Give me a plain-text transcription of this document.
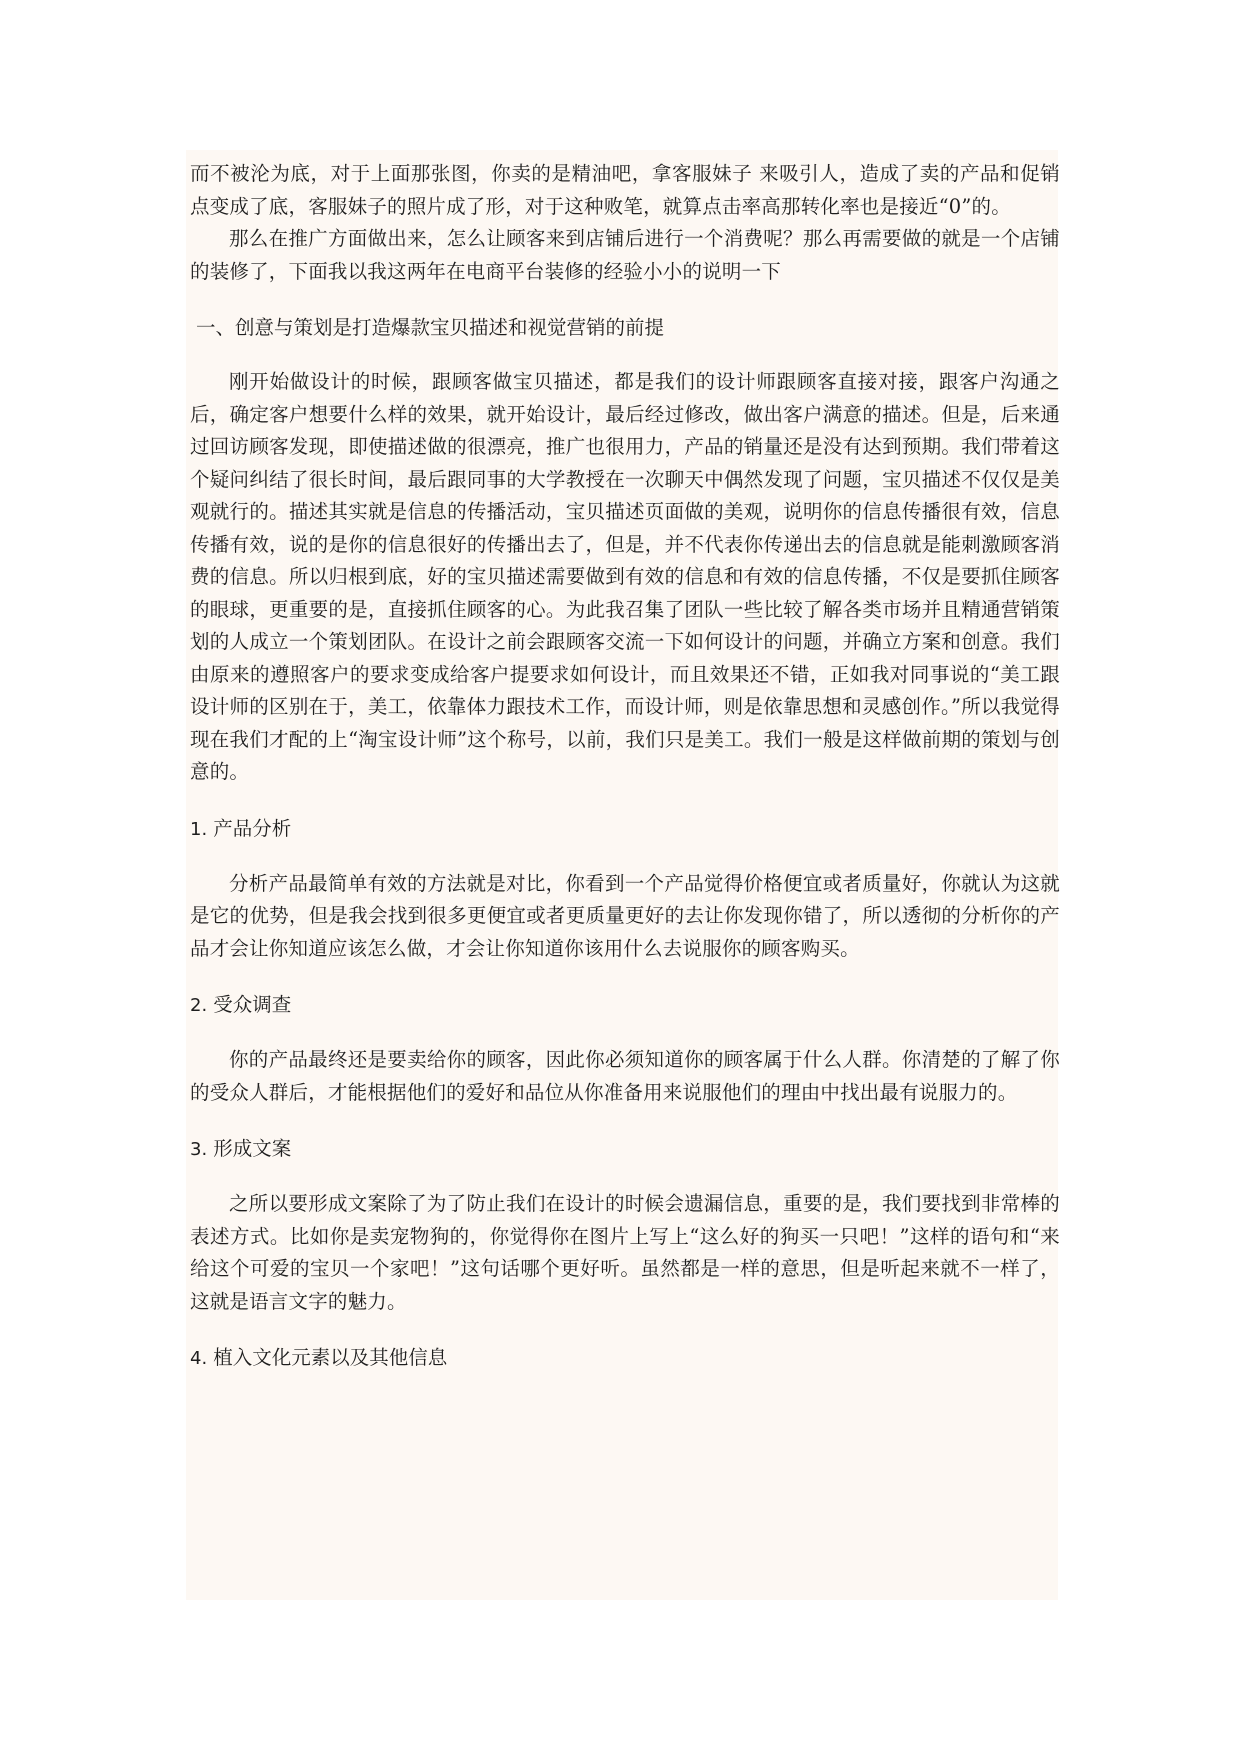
而不被沦为底，对于上面那张图，你卖的是精油吧，拿客服妹子 来吸引人，造成了卖的产品和促销点变成了底，客服妹子的照片成了形，对于这种败笔，就算点击率高那转化率也是接近“0”的。

那么在推广方面做出来，怎么让顾客来到店铺后进行一个消费呢？那么再需要做的就是一个店铺的装修了，下面我以我这两年在电商平台装修的经验小小的说明一下

一、创意与策划是打造爆款宝贝描述和视觉营销的前提

刚开始做设计的时候，跟顾客做宝贝描述，都是我们的设计师跟顾客直接对接，跟客户沟通之后，确定客户想要什么样的效果，就开始设计，最后经过修改，做出客户满意的描述。但是，后来通过回访顾客发现，即使描述做的很漂亮，推广也很用力，产品的销量还是没有达到预期。我们带着这个疑问纠结了很长时间，最后跟同事的大学教授在一次聊天中偶然发现了问题，宝贝描述不仅仅是美观就行的。描述其实就是信息的传播活动，宝贝描述页面做的美观，说明你的信息传播很有效，信息传播有效，说的是你的信息很好的传播出去了，但是，并不代表你传递出去的信息就是能刺激顾客消费的信息。所以归根到底，好的宝贝描述需要做到有效的信息和有效的信息传播，不仅是要抓住顾客的眼球，更重要的是，直接抓住顾客的心。为此我召集了团队一些比较了解各类市场并且精通营销策划的人成立一个策划团队。在设计之前会跟顾客交流一下如何设计的问题，并确立方案和创意。我们由原来的遵照客户的要求变成给客户提要求如何设计，而且效果还不错，正如我对同事说的“美工跟设计师的区别在于，美工，依靠体力跟技术工作，而设计师，则是依靠思想和灵感创作。”所以我觉得现在我们才配的上“淘宝设计师”这个称号，以前，我们只是美工。我们一般是这样做前期的策划与创意的。

1. 产品分析

分析产品最简单有效的方法就是对比，你看到一个产品觉得价格便宜或者质量好，你就认为这就是它的优势，但是我会找到很多更便宜或者更质量更好的去让你发现你错了，所以透彻的分析你的产品才会让你知道应该怎么做，才会让你知道你该用什么去说服你的顾客购买。

2. 受众调查

你的产品最终还是要卖给你的顾客，因此你必须知道你的顾客属于什么人群。你清楚的了解了你的受众人群后，才能根据他们的爱好和品位从你准备用来说服他们的理由中找出最有说服力的。

3. 形成文案

之所以要形成文案除了为了防止我们在设计的时候会遗漏信息，重要的是，我们要找到非常棒的表述方式。比如你是卖宠物狗的，你觉得你在图片上写上“这么好的狗买一只吧！”这样的语句和“来给这个可爱的宝贝一个家吧！”这句话哪个更好听。虽然都是一样的意思，但是听起来就不一样了，这就是语言文字的魅力。

4. 植入文化元素以及其他信息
....
Quote the records above exactly, leaving out any pictures.

◆ **Problem solution**:
Give me a plain-text transcription of this document.
而不被沦为底，对于上面那张图，你卖的是精油吧，拿客服妹子 来吸引人，造成了卖的产品和促销点变成了底，客服妹子的照片成了形，对于这种败笔，就算点击率高那转化率也是接近“0”的。

那么在推广方面做出来，怎么让顾客来到店铺后进行一个消费呢？那么再需要做的就是一个店铺的装修了，下面我以我这两年在电商平台装修的经验小小的说明一下

一、创意与策划是打造爆款宝贝描述和视觉营销的前提

刚开始做设计的时候，跟顾客做宝贝描述，都是我们的设计师跟顾客直接对接，跟客户沟通之后，确定客户想要什么样的效果，就开始设计，最后经过修改，做出客户满意的描述。但是，后来通过回访顾客发现，即使描述做的很漂亮，推广也很用力，产品的销量还是没有达到预期。我们带着这个疑问纠结了很长时间，最后跟同事的大学教授在一次聊天中偶然发现了问题，宝贝描述不仅仅是美观就行的。描述其实就是信息的传播活动，宝贝描述页面做的美观，说明你的信息传播很有效，信息传播有效，说的是你的信息很好的传播出去了，但是，并不代表你传递出去的信息就是能刺激顾客消费的信息。所以归根到底，好的宝贝描述需要做到有效的信息和有效的信息传播，不仅是要抓住顾客的眼球，更重要的是，直接抓住顾客的心。为此我召集了团队一些比较了解各类市场并且精通营销策划的人成立一个策划团队。在设计之前会跟顾客交流一下如何设计的问题，并确立方案和创意。我们由原来的遵照客户的要求变成给客户提要求如何设计，而且效果还不错，正如我对同事说的“美工跟设计师的区别在于，美工，依靠体力跟技术工作，而设计师，则是依靠思想和灵感创作。”所以我觉得现在我们才配的上“淘宝设计师”这个称号，以前，我们只是美工。我们一般是这样做前期的策划与创意的。

1. 产品分析

分析产品最简单有效的方法就是对比，你看到一个产品觉得价格便宜或者质量好，你就认为这就是它的优势，但是我会找到很多更便宜或者更质量更好的去让你发现你错了，所以透彻的分析你的产品才会让你知道应该怎么做，才会让你知道你该用什么去说服你的顾客购买。

2. 受众调查

你的产品最终还是要卖给你的顾客，因此你必须知道你的顾客属于什么人群。你清楚的了解了你的受众人群后，才能根据他们的爱好和品位从你准备用来说服他们的理由中找出最有说服力的。

3. 形成文案

之所以要形成文案除了为了防止我们在设计的时候会遗漏信息，重要的是，我们要找到非常棒的表述方式。比如你是卖宠物狗的，你觉得你在图片上写上“这么好的狗买一只吧！”这样的语句和“来给这个可爱的宝贝一个家吧！”这句话哪个更好听。虽然都是一样的意思，但是听起来就不一样了，这就是语言文字的魅力。

4. 植入文化元素以及其他信息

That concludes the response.